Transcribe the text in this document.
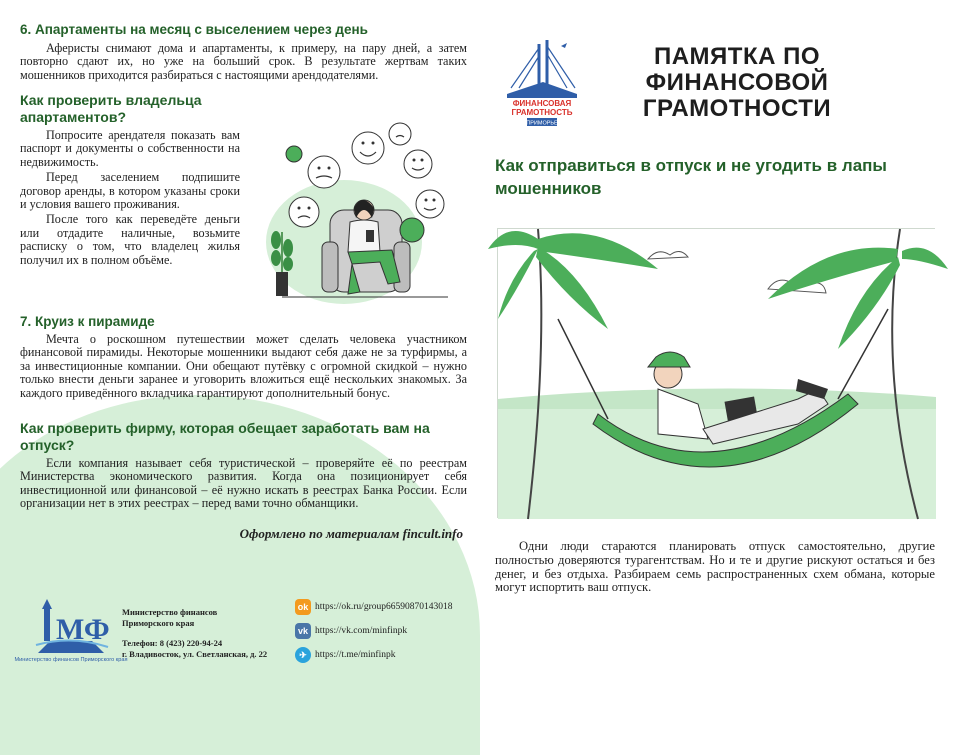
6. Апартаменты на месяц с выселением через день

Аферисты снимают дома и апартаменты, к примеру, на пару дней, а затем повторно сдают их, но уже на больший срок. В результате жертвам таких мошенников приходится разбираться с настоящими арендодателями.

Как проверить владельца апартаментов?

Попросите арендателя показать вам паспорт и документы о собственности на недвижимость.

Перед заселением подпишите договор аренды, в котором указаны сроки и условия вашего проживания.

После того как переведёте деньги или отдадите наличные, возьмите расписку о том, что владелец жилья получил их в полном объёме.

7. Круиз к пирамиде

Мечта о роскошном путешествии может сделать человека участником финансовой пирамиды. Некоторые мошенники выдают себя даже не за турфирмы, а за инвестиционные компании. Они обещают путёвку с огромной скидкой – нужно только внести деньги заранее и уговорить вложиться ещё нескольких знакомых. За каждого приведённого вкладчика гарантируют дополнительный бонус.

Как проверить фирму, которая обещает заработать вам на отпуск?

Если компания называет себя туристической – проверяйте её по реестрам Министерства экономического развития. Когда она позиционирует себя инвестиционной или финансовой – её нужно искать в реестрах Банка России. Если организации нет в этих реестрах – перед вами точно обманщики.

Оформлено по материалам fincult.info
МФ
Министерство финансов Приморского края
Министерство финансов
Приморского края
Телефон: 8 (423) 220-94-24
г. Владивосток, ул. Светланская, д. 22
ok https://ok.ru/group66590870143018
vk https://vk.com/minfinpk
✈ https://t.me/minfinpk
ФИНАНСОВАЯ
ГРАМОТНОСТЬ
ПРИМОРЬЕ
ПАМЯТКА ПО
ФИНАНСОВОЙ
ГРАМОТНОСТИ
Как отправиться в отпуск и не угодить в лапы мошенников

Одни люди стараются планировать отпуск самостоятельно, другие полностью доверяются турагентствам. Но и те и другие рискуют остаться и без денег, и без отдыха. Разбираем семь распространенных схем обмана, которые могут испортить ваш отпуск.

==============================

WHAT YOU HAVE TO DO:
Check each line of the records for the word "Министерство" and extract those that contain it.

SOLUTION FOR THIS TASK:
Министерство финансов Приморского края
Министерство финансов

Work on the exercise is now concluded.